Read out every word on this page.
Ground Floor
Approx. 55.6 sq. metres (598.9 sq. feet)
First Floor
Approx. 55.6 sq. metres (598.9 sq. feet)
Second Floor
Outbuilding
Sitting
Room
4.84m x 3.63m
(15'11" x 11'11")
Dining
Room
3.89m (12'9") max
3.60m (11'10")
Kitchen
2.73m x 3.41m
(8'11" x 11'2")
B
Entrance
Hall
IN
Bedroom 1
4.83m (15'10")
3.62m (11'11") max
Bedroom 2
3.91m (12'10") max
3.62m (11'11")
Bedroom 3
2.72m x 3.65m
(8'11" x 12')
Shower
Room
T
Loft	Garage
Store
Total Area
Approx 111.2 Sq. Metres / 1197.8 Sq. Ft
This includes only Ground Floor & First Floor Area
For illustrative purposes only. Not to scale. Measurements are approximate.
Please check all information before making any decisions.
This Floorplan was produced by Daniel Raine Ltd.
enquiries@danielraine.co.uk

Set exercise:
Output all of the material exactly as written.

Answer to the problem:
Read out every word on this page.
Ground Floor
Approx. 55.6 sq. metres (598.9 sq. feet)
First Floor
Approx. 55.6 sq. metres (598.9 sq. feet)
Second Floor
Outbuilding
Sitting
Room
4.84m x 3.63m
(15'11" x 11'11")
Dining
Room
3.89m (12'9") max
3.60m (11'10")
Kitchen
2.73m x 3.41m
(8'11" x 11'2")
B
Entrance
Hall
IN
Bedroom 1
4.83m (15'10")
3.62m (11'11") max
Bedroom 2
3.91m (12'10") max
3.62m (11'11")
Bedroom 3
2.72m x 3.65m
(8'11" x 12')
Shower
Room
T
Loft	Garage
Store
Total Area
Approx 111.2 Sq. Metres / 1197.8 Sq. Ft
This includes only Ground Floor & First Floor Area
For illustrative purposes only. Not to scale. Measurements are approximate.
Please check all information before making any decisions.
This Floorplan was produced by Daniel Raine Ltd.
enquiries@danielraine.co.uk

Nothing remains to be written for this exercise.